WHAT THE TASK ASKS: Please restate the following records word for word.

SOURCE DATA:
* * * * *

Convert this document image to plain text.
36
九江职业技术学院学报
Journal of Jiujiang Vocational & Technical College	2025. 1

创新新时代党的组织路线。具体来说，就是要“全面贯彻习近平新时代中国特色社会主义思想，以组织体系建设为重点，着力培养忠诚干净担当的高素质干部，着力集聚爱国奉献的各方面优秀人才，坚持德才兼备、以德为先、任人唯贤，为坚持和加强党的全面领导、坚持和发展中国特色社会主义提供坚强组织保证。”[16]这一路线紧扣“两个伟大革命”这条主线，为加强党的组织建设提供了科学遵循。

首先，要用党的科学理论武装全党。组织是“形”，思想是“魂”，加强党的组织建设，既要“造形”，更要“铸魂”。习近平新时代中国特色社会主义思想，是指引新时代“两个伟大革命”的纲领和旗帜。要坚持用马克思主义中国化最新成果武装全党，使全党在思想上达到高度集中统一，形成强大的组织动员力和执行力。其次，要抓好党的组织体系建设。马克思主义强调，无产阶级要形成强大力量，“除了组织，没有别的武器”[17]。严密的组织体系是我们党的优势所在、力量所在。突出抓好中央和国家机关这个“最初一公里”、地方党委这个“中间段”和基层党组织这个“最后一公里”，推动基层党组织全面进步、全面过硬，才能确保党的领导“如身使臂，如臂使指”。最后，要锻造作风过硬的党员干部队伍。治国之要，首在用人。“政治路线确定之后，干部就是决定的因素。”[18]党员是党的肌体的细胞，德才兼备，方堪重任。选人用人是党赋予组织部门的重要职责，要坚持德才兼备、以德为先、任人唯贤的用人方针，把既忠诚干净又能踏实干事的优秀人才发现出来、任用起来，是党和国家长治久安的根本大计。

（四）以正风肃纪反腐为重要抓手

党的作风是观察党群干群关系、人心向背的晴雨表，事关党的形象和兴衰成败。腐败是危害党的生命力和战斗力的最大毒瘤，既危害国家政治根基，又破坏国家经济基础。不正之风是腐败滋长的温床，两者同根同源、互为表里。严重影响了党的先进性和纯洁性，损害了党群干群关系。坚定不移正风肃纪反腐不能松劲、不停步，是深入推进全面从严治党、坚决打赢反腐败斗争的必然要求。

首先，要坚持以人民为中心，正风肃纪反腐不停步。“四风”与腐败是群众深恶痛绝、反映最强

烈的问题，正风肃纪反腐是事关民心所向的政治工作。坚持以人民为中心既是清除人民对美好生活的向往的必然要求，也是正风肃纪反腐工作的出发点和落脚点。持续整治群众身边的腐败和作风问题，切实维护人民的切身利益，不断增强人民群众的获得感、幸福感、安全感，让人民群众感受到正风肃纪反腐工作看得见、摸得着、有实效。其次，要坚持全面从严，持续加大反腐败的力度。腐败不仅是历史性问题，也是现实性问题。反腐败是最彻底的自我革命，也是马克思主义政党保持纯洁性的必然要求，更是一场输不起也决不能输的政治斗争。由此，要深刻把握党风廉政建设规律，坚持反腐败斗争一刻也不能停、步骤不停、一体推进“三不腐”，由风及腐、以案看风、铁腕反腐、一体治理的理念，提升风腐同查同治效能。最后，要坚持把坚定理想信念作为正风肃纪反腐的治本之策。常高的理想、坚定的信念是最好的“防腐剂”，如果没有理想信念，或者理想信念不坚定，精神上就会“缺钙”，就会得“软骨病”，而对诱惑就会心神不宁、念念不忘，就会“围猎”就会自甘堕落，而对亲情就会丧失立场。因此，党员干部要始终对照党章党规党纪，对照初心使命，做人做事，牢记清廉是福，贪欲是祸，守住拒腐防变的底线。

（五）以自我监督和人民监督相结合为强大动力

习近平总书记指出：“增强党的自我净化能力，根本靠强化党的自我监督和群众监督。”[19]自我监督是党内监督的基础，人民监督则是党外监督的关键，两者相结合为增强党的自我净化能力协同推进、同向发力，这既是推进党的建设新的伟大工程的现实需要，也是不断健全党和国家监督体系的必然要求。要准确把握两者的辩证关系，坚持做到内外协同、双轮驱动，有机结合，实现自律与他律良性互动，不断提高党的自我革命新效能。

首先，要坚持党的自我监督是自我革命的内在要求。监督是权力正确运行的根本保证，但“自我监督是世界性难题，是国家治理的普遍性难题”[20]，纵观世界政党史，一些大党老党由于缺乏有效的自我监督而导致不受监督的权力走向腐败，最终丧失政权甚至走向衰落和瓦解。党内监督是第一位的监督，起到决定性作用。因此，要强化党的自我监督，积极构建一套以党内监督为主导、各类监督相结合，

* * * * *

FINAL ANSWER:
Convert this document image to plain text.
36
九江职业技术学院学报
Journal of Jiujiang Vocational & Technical College	2025. 1

创新新时代党的组织路线。具体来说，就是要“全面贯彻习近平新时代中国特色社会主义思想，以组织体系建设为重点，着力培养忠诚干净担当的高素质干部，着力集聚爱国奉献的各方面优秀人才，坚持德才兼备、以德为先、任人唯贤，为坚持和加强党的全面领导、坚持和发展中国特色社会主义提供坚强组织保证。”[16]这一路线紧扣“两个伟大革命”这条主线，为加强党的组织建设提供了科学遵循。

首先，要用党的科学理论武装全党。组织是“形”，思想是“魂”，加强党的组织建设，既要“造形”，更要“铸魂”。习近平新时代中国特色社会主义思想，是指引新时代“两个伟大革命”的纲领和旗帜。要坚持用马克思主义中国化最新成果武装全党，使全党在思想上达到高度集中统一，形成强大的组织动员力和执行力。其次，要抓好党的组织体系建设。马克思主义强调，无产阶级要形成强大力量，“除了组织，没有别的武器”[17]。严密的组织体系是我们党的优势所在、力量所在。突出抓好中央和国家机关这个“最初一公里”、地方党委这个“中间段”和基层党组织这个“最后一公里”，推动基层党组织全面进步、全面过硬，才能确保党的领导“如身使臂，如臂使指”。最后，要锻造作风过硬的党员干部队伍。治国之要，首在用人。“政治路线确定之后，干部就是决定的因素。”[18]党员是党的肌体的细胞，德才兼备，方堪重任。选人用人是党赋予组织部门的重要职责，要坚持德才兼备、以德为先、任人唯贤的用人方针，把既忠诚干净又能踏实干事的优秀人才发现出来、任用起来，是党和国家长治久安的根本大计。

（四）以正风肃纪反腐为重要抓手

党的作风是观察党群干群关系、人心向背的晴雨表，事关党的形象和兴衰成败。腐败是危害党的生命力和战斗力的最大毒瘤，既危害国家政治根基，又破坏国家经济基础。不正之风是腐败滋长的温床，两者同根同源、互为表里。严重影响了党的先进性和纯洁性，损害了党群干群关系。坚定不移正风肃纪反腐不能松劲、不停步，是深入推进全面从严治党、坚决打赢反腐败斗争的必然要求。

首先，要坚持以人民为中心，正风肃纪反腐不停步。“四风”与腐败是群众深恶痛绝、反映最强

烈的问题，正风肃纪反腐是事关民心所向的政治工作。坚持以人民为中心既是清除人民对美好生活的向往的必然要求，也是正风肃纪反腐工作的出发点和落脚点。持续整治群众身边的腐败和作风问题，切实维护人民的切身利益，不断增强人民群众的获得感、幸福感、安全感，让人民群众感受到正风肃纪反腐工作看得见、摸得着、有实效。其次，要坚持全面从严，持续加大反腐败的力度。腐败不仅是历史性问题，也是现实性问题。反腐败是最彻底的自我革命，也是马克思主义政党保持纯洁性的必然要求，更是一场输不起也决不能输的政治斗争。由此，要深刻把握党风廉政建设规律，坚持反腐败斗争一刻也不能停、步骤不停、一体推进“三不腐”，由风及腐、以案看风、铁腕反腐、一体治理的理念，提升风腐同查同治效能。最后，要坚持把坚定理想信念作为正风肃纪反腐的治本之策。常高的理想、坚定的信念是最好的“防腐剂”，如果没有理想信念，或者理想信念不坚定，精神上就会“缺钙”，就会得“软骨病”，而对诱惑就会心神不宁、念念不忘，就会“围猎”就会自甘堕落，而对亲情就会丧失立场。因此，党员干部要始终对照党章党规党纪，对照初心使命，做人做事，牢记清廉是福，贪欲是祸，守住拒腐防变的底线。

（五）以自我监督和人民监督相结合为强大动力

习近平总书记指出：“增强党的自我净化能力，根本靠强化党的自我监督和群众监督。”[19]自我监督是党内监督的基础，人民监督则是党外监督的关键，两者相结合为增强党的自我净化能力协同推进、同向发力，这既是推进党的建设新的伟大工程的现实需要，也是不断健全党和国家监督体系的必然要求。要准确把握两者的辩证关系，坚持做到内外协同、双轮驱动，有机结合，实现自律与他律良性互动，不断提高党的自我革命新效能。

首先，要坚持党的自我监督是自我革命的内在要求。监督是权力正确运行的根本保证，但“自我监督是世界性难题，是国家治理的普遍性难题”[20]，纵观世界政党史，一些大党老党由于缺乏有效的自我监督而导致不受监督的权力走向腐败，最终丧失政权甚至走向衰落和瓦解。党内监督是第一位的监督，起到决定性作用。因此，要强化党的自我监督，积极构建一套以党内监督为主导、各类监督相结合，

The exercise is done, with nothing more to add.